Every line of the data is to be transcribed as it stands.
(Records for the task)
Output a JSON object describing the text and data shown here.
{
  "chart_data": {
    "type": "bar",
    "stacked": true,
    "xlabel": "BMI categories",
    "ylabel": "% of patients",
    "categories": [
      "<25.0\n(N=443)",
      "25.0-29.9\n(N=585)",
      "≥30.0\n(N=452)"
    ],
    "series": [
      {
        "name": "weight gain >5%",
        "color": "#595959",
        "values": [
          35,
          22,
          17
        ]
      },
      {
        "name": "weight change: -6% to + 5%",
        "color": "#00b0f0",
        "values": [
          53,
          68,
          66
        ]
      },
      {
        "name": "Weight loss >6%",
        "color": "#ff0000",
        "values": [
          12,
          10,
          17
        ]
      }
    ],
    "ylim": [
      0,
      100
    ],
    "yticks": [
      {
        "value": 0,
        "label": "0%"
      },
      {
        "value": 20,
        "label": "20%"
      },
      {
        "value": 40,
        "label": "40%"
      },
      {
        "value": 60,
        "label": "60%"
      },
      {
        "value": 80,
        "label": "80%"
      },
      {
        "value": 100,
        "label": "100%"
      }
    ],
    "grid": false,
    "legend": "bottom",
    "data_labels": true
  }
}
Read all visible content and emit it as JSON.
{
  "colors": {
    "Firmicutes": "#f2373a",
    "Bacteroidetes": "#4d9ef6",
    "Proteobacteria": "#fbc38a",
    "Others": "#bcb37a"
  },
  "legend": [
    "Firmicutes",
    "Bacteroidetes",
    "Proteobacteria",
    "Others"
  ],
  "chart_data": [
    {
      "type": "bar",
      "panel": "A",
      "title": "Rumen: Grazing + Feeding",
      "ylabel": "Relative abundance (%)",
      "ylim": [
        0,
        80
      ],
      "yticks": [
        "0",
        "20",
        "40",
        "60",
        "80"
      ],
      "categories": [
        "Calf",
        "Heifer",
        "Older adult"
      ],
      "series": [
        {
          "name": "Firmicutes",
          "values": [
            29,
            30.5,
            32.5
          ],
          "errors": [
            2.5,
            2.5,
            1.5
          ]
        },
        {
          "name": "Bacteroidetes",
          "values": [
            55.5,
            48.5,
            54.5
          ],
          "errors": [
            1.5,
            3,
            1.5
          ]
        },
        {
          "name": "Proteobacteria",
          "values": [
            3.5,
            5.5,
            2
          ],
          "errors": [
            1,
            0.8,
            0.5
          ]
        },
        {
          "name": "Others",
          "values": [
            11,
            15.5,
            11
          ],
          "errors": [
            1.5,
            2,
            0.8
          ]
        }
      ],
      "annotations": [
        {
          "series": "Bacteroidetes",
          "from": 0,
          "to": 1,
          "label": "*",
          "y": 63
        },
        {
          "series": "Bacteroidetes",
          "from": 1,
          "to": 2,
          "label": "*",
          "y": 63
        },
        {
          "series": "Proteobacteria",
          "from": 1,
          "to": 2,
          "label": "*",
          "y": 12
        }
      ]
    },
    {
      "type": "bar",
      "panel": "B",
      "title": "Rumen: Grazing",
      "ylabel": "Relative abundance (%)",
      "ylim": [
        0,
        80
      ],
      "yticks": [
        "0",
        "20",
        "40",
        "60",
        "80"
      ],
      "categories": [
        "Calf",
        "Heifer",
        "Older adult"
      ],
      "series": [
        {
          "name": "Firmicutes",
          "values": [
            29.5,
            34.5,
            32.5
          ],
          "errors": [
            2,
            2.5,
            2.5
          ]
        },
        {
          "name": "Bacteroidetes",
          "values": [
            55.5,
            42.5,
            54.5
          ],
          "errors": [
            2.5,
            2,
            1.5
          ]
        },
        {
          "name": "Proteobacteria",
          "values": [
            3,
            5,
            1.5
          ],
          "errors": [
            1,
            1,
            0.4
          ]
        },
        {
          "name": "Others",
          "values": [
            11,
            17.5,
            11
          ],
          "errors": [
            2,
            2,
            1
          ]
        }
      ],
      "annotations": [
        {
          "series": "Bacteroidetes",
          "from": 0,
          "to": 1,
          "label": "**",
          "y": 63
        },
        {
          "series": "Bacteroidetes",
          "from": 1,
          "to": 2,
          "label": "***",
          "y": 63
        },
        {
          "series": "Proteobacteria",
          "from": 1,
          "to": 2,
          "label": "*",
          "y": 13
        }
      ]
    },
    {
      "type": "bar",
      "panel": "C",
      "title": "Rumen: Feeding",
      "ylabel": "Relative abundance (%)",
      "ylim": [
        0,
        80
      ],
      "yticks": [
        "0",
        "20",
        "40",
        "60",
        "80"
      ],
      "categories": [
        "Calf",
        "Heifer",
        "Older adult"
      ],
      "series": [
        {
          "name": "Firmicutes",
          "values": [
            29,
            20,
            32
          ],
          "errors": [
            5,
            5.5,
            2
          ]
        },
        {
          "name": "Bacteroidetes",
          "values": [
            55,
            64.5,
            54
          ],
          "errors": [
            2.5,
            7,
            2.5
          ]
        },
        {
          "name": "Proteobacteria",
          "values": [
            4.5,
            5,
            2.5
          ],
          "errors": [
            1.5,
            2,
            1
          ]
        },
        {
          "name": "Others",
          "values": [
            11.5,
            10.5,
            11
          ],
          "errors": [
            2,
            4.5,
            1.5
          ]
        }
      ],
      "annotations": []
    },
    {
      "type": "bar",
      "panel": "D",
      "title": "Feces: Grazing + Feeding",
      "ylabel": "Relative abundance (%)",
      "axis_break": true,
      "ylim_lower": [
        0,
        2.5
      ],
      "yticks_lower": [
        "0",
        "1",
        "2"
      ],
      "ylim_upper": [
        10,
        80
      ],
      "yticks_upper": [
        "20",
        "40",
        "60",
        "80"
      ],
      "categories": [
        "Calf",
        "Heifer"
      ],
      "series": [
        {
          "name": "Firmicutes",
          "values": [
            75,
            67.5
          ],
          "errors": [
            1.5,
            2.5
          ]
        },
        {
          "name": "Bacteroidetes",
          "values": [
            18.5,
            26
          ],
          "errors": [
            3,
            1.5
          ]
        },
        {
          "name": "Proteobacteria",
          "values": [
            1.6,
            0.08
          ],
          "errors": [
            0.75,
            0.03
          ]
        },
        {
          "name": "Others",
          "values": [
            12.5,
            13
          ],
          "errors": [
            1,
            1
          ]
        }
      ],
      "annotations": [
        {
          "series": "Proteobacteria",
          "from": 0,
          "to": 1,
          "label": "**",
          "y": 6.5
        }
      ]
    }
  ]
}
(End Records for the task)
■ **Response**
Output a JSON object describing the text and data shown here.
{
  "chart_data": {
    "type": "bar",
    "stacked": true,
    "xlabel": "BMI categories",
    "ylabel": "% of patients",
    "categories": [
      "<25.0\n(N=443)",
      "25.0-29.9\n(N=585)",
      "≥30.0\n(N=452)"
    ],
    "series": [
      {
        "name": "weight gain >5%",
        "color": "#595959",
        "values": [
          35,
          22,
          17
        ]
      },
      {
        "name": "weight change: -6% to + 5%",
        "color": "#00b0f0",
        "values": [
          53,
          68,
          66
        ]
      },
      {
        "name": "Weight loss >6%",
        "color": "#ff0000",
        "values": [
          12,
          10,
          17
        ]
      }
    ],
    "ylim": [
      0,
      100
    ],
    "yticks": [
      {
        "value": 0,
        "label": "0%"
      },
      {
        "value": 20,
        "label": "20%"
      },
      {
        "value": 40,
        "label": "40%"
      },
      {
        "value": 60,
        "label": "60%"
      },
      {
        "value": 80,
        "label": "80%"
      },
      {
        "value": 100,
        "label": "100%"
      }
    ],
    "grid": false,
    "legend": "bottom",
    "data_labels": true
  }
}
Read all visible content and emit it as JSON.
{
  "colors": {
    "Firmicutes": "#f2373a",
    "Bacteroidetes": "#4d9ef6",
    "Proteobacteria": "#fbc38a",
    "Others": "#bcb37a"
  },
  "legend": [
    "Firmicutes",
    "Bacteroidetes",
    "Proteobacteria",
    "Others"
  ],
  "chart_data": [
    {
      "type": "bar",
      "panel": "A",
      "title": "Rumen: Grazing + Feeding",
      "ylabel": "Relative abundance (%)",
      "ylim": [
        0,
        80
      ],
      "yticks": [
        "0",
        "20",
        "40",
        "60",
        "80"
      ],
      "categories": [
        "Calf",
        "Heifer",
        "Older adult"
      ],
      "series": [
        {
          "name": "Firmicutes",
          "values": [
            29,
            30.5,
            32.5
          ],
          "errors": [
            2.5,
            2.5,
            1.5
          ]
        },
        {
          "name": "Bacteroidetes",
          "values": [
            55.5,
            48.5,
            54.5
          ],
          "errors": [
            1.5,
            3,
            1.5
          ]
        },
        {
          "name": "Proteobacteria",
          "values": [
            3.5,
            5.5,
            2
          ],
          "errors": [
            1,
            0.8,
            0.5
          ]
        },
        {
          "name": "Others",
          "values": [
            11,
            15.5,
            11
          ],
          "errors": [
            1.5,
            2,
            0.8
          ]
        }
      ],
      "annotations": [
        {
          "series": "Bacteroidetes",
          "from": 0,
          "to": 1,
          "label": "*",
          "y": 63
        },
        {
          "series": "Bacteroidetes",
          "from": 1,
          "to": 2,
          "label": "*",
          "y": 63
        },
        {
          "series": "Proteobacteria",
          "from": 1,
          "to": 2,
          "label": "*",
          "y": 12
        }
      ]
    },
    {
      "type": "bar",
      "panel": "B",
      "title": "Rumen: Grazing",
      "ylabel": "Relative abundance (%)",
      "ylim": [
        0,
        80
      ],
      "yticks": [
        "0",
        "20",
        "40",
        "60",
        "80"
      ],
      "categories": [
        "Calf",
        "Heifer",
        "Older adult"
      ],
      "series": [
        {
          "name": "Firmicutes",
          "values": [
            29.5,
            34.5,
            32.5
          ],
          "errors": [
            2,
            2.5,
            2.5
          ]
        },
        {
          "name": "Bacteroidetes",
          "values": [
            55.5,
            42.5,
            54.5
          ],
          "errors": [
            2.5,
            2,
            1.5
          ]
        },
        {
          "name": "Proteobacteria",
          "values": [
            3,
            5,
            1.5
          ],
          "errors": [
            1,
            1,
            0.4
          ]
        },
        {
          "name": "Others",
          "values": [
            11,
            17.5,
            11
          ],
          "errors": [
            2,
            2,
            1
          ]
        }
      ],
      "annotations": [
        {
          "series": "Bacteroidetes",
          "from": 0,
          "to": 1,
          "label": "**",
          "y": 63
        },
        {
          "series": "Bacteroidetes",
          "from": 1,
          "to": 2,
          "label": "***",
          "y": 63
        },
        {
          "series": "Proteobacteria",
          "from": 1,
          "to": 2,
          "label": "*",
          "y": 13
        }
      ]
    },
    {
      "type": "bar",
      "panel": "C",
      "title": "Rumen: Feeding",
      "ylabel": "Relative abundance (%)",
      "ylim": [
        0,
        80
      ],
      "yticks": [
        "0",
        "20",
        "40",
        "60",
        "80"
      ],
      "categories": [
        "Calf",
        "Heifer",
        "Older adult"
      ],
      "series": [
        {
          "name": "Firmicutes",
          "values": [
            29,
            20,
            32
          ],
          "errors": [
            5,
            5.5,
            2
          ]
        },
        {
          "name": "Bacteroidetes",
          "values": [
            55,
            64.5,
            54
          ],
          "errors": [
            2.5,
            7,
            2.5
          ]
        },
        {
          "name": "Proteobacteria",
          "values": [
            4.5,
            5,
            2.5
          ],
          "errors": [
            1.5,
            2,
            1
          ]
        },
        {
          "name": "Others",
          "values": [
            11.5,
            10.5,
            11
          ],
          "errors": [
            2,
            4.5,
            1.5
          ]
        }
      ],
      "annotations": []
    },
    {
      "type": "bar",
      "panel": "D",
      "title": "Feces: Grazing + Feeding",
      "ylabel": "Relative abundance (%)",
      "axis_break": true,
      "ylim_lower": [
        0,
        2.5
      ],
      "yticks_lower": [
        "0",
        "1",
        "2"
      ],
      "ylim_upper": [
        10,
        80
      ],
      "yticks_upper": [
        "20",
        "40",
        "60",
        "80"
      ],
      "categories": [
        "Calf",
        "Heifer"
      ],
      "series": [
        {
          "name": "Firmicutes",
          "values": [
            75,
            67.5
          ],
          "errors": [
            1.5,
            2.5
          ]
        },
        {
          "name": "Bacteroidetes",
          "values": [
            18.5,
            26
          ],
          "errors": [
            3,
            1.5
          ]
        },
        {
          "name": "Proteobacteria",
          "values": [
            1.6,
            0.08
          ],
          "errors": [
            0.75,
            0.03
          ]
        },
        {
          "name": "Others",
          "values": [
            12.5,
            13
          ],
          "errors": [
            1,
            1
          ]
        }
      ],
      "annotations": [
        {
          "series": "Proteobacteria",
          "from": 0,
          "to": 1,
          "label": "**",
          "y": 6.5
        }
      ]
    }
  ]
}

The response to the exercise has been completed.